> _What the task requires_
Write out all of the data without omission, exactly as shown.
— begin —
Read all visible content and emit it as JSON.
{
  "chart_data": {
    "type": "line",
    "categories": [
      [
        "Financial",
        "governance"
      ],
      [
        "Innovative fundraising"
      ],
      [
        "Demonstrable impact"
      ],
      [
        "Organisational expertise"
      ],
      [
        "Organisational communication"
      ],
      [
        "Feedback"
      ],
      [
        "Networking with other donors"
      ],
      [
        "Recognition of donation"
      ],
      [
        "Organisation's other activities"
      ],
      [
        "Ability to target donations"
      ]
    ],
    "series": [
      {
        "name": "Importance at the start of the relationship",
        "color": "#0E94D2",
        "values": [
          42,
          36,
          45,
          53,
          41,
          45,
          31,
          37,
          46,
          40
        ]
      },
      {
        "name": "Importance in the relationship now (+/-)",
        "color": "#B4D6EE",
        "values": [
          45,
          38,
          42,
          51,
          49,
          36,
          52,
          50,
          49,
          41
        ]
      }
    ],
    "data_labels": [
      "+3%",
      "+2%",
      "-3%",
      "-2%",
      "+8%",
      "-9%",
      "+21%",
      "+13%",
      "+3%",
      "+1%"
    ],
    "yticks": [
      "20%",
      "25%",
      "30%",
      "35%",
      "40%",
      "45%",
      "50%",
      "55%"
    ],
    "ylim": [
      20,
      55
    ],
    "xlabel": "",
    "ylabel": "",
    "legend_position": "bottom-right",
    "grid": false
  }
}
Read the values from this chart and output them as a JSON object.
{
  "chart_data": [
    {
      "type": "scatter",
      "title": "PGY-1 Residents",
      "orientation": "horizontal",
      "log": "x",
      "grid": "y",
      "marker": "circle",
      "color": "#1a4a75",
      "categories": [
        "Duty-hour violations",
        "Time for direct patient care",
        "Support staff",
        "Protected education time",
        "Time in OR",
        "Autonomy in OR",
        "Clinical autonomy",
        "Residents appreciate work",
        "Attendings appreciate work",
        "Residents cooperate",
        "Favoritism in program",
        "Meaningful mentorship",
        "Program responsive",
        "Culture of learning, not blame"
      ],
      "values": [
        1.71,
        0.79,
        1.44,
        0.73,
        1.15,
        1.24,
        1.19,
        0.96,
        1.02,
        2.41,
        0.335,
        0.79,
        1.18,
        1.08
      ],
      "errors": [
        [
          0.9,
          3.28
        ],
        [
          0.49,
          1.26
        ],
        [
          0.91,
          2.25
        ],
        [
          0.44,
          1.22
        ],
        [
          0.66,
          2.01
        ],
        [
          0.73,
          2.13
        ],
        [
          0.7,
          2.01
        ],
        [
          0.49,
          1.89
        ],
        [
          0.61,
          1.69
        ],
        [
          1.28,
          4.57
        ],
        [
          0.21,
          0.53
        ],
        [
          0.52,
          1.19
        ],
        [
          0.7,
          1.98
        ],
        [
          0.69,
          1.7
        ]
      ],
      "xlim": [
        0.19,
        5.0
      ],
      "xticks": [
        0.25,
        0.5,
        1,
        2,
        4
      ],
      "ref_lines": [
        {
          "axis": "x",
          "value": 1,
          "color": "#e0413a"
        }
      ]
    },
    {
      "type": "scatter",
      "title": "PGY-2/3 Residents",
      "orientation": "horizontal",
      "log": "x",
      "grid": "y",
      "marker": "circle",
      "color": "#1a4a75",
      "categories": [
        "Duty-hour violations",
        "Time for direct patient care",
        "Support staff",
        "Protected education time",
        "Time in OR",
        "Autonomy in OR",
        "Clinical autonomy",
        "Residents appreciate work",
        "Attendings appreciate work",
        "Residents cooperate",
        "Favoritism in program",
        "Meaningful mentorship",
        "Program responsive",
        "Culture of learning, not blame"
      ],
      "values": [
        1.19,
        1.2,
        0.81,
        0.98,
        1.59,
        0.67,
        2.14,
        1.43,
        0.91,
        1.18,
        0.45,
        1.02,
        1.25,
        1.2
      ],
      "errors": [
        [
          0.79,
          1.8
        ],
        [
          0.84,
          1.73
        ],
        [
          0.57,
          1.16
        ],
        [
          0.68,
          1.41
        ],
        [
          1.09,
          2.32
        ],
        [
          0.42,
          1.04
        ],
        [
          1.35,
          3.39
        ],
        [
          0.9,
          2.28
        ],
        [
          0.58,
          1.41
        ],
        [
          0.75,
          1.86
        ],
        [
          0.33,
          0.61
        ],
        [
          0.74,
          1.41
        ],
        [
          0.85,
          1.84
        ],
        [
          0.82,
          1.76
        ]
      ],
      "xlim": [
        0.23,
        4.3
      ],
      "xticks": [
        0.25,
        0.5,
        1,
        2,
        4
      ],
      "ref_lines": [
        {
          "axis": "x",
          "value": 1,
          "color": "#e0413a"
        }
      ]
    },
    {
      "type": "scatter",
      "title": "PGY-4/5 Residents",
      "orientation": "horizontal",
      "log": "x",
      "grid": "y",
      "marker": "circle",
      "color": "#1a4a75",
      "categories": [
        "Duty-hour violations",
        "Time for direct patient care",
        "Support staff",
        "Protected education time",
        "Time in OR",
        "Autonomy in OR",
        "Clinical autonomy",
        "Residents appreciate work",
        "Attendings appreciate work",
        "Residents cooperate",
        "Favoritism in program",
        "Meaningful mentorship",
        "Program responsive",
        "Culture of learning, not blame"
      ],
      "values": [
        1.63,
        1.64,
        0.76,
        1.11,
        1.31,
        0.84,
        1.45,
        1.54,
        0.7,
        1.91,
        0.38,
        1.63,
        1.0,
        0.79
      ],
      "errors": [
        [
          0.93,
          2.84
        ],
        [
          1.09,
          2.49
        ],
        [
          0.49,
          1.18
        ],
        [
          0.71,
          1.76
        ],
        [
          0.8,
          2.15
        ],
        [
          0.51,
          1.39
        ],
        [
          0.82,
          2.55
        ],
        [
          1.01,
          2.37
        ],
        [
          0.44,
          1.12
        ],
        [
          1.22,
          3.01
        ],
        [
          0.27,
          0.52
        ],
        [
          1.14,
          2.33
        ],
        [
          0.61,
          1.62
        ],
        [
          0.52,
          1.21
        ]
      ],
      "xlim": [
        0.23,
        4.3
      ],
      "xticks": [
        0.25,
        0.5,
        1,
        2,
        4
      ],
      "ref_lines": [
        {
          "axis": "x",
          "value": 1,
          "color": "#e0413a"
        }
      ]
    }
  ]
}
— end —
> _Exercise result_
Read all visible content and emit it as JSON.
{
  "chart_data": {
    "type": "line",
    "categories": [
      [
        "Financial",
        "governance"
      ],
      [
        "Innovative fundraising"
      ],
      [
        "Demonstrable impact"
      ],
      [
        "Organisational expertise"
      ],
      [
        "Organisational communication"
      ],
      [
        "Feedback"
      ],
      [
        "Networking with other donors"
      ],
      [
        "Recognition of donation"
      ],
      [
        "Organisation's other activities"
      ],
      [
        "Ability to target donations"
      ]
    ],
    "series": [
      {
        "name": "Importance at the start of the relationship",
        "color": "#0E94D2",
        "values": [
          42,
          36,
          45,
          53,
          41,
          45,
          31,
          37,
          46,
          40
        ]
      },
      {
        "name": "Importance in the relationship now (+/-)",
        "color": "#B4D6EE",
        "values": [
          45,
          38,
          42,
          51,
          49,
          36,
          52,
          50,
          49,
          41
        ]
      }
    ],
    "data_labels": [
      "+3%",
      "+2%",
      "-3%",
      "-2%",
      "+8%",
      "-9%",
      "+21%",
      "+13%",
      "+3%",
      "+1%"
    ],
    "yticks": [
      "20%",
      "25%",
      "30%",
      "35%",
      "40%",
      "45%",
      "50%",
      "55%"
    ],
    "ylim": [
      20,
      55
    ],
    "xlabel": "",
    "ylabel": "",
    "legend_position": "bottom-right",
    "grid": false
  }
}
Read the values from this chart and output them as a JSON object.
{
  "chart_data": [
    {
      "type": "scatter",
      "title": "PGY-1 Residents",
      "orientation": "horizontal",
      "log": "x",
      "grid": "y",
      "marker": "circle",
      "color": "#1a4a75",
      "categories": [
        "Duty-hour violations",
        "Time for direct patient care",
        "Support staff",
        "Protected education time",
        "Time in OR",
        "Autonomy in OR",
        "Clinical autonomy",
        "Residents appreciate work",
        "Attendings appreciate work",
        "Residents cooperate",
        "Favoritism in program",
        "Meaningful mentorship",
        "Program responsive",
        "Culture of learning, not blame"
      ],
      "values": [
        1.71,
        0.79,
        1.44,
        0.73,
        1.15,
        1.24,
        1.19,
        0.96,
        1.02,
        2.41,
        0.335,
        0.79,
        1.18,
        1.08
      ],
      "errors": [
        [
          0.9,
          3.28
        ],
        [
          0.49,
          1.26
        ],
        [
          0.91,
          2.25
        ],
        [
          0.44,
          1.22
        ],
        [
          0.66,
          2.01
        ],
        [
          0.73,
          2.13
        ],
        [
          0.7,
          2.01
        ],
        [
          0.49,
          1.89
        ],
        [
          0.61,
          1.69
        ],
        [
          1.28,
          4.57
        ],
        [
          0.21,
          0.53
        ],
        [
          0.52,
          1.19
        ],
        [
          0.7,
          1.98
        ],
        [
          0.69,
          1.7
        ]
      ],
      "xlim": [
        0.19,
        5.0
      ],
      "xticks": [
        0.25,
        0.5,
        1,
        2,
        4
      ],
      "ref_lines": [
        {
          "axis": "x",
          "value": 1,
          "color": "#e0413a"
        }
      ]
    },
    {
      "type": "scatter",
      "title": "PGY-2/3 Residents",
      "orientation": "horizontal",
      "log": "x",
      "grid": "y",
      "marker": "circle",
      "color": "#1a4a75",
      "categories": [
        "Duty-hour violations",
        "Time for direct patient care",
        "Support staff",
        "Protected education time",
        "Time in OR",
        "Autonomy in OR",
        "Clinical autonomy",
        "Residents appreciate work",
        "Attendings appreciate work",
        "Residents cooperate",
        "Favoritism in program",
        "Meaningful mentorship",
        "Program responsive",
        "Culture of learning, not blame"
      ],
      "values": [
        1.19,
        1.2,
        0.81,
        0.98,
        1.59,
        0.67,
        2.14,
        1.43,
        0.91,
        1.18,
        0.45,
        1.02,
        1.25,
        1.2
      ],
      "errors": [
        [
          0.79,
          1.8
        ],
        [
          0.84,
          1.73
        ],
        [
          0.57,
          1.16
        ],
        [
          0.68,
          1.41
        ],
        [
          1.09,
          2.32
        ],
        [
          0.42,
          1.04
        ],
        [
          1.35,
          3.39
        ],
        [
          0.9,
          2.28
        ],
        [
          0.58,
          1.41
        ],
        [
          0.75,
          1.86
        ],
        [
          0.33,
          0.61
        ],
        [
          0.74,
          1.41
        ],
        [
          0.85,
          1.84
        ],
        [
          0.82,
          1.76
        ]
      ],
      "xlim": [
        0.23,
        4.3
      ],
      "xticks": [
        0.25,
        0.5,
        1,
        2,
        4
      ],
      "ref_lines": [
        {
          "axis": "x",
          "value": 1,
          "color": "#e0413a"
        }
      ]
    },
    {
      "type": "scatter",
      "title": "PGY-4/5 Residents",
      "orientation": "horizontal",
      "log": "x",
      "grid": "y",
      "marker": "circle",
      "color": "#1a4a75",
      "categories": [
        "Duty-hour violations",
        "Time for direct patient care",
        "Support staff",
        "Protected education time",
        "Time in OR",
        "Autonomy in OR",
        "Clinical autonomy",
        "Residents appreciate work",
        "Attendings appreciate work",
        "Residents cooperate",
        "Favoritism in program",
        "Meaningful mentorship",
        "Program responsive",
        "Culture of learning, not blame"
      ],
      "values": [
        1.63,
        1.64,
        0.76,
        1.11,
        1.31,
        0.84,
        1.45,
        1.54,
        0.7,
        1.91,
        0.38,
        1.63,
        1.0,
        0.79
      ],
      "errors": [
        [
          0.93,
          2.84
        ],
        [
          1.09,
          2.49
        ],
        [
          0.49,
          1.18
        ],
        [
          0.71,
          1.76
        ],
        [
          0.8,
          2.15
        ],
        [
          0.51,
          1.39
        ],
        [
          0.82,
          2.55
        ],
        [
          1.01,
          2.37
        ],
        [
          0.44,
          1.12
        ],
        [
          1.22,
          3.01
        ],
        [
          0.27,
          0.52
        ],
        [
          1.14,
          2.33
        ],
        [
          0.61,
          1.62
        ],
        [
          0.52,
          1.21
        ]
      ],
      "xlim": [
        0.23,
        4.3
      ],
      "xticks": [
        0.25,
        0.5,
        1,
        2,
        4
      ],
      "ref_lines": [
        {
          "axis": "x",
          "value": 1,
          "color": "#e0413a"
        }
      ]
    }
  ]
}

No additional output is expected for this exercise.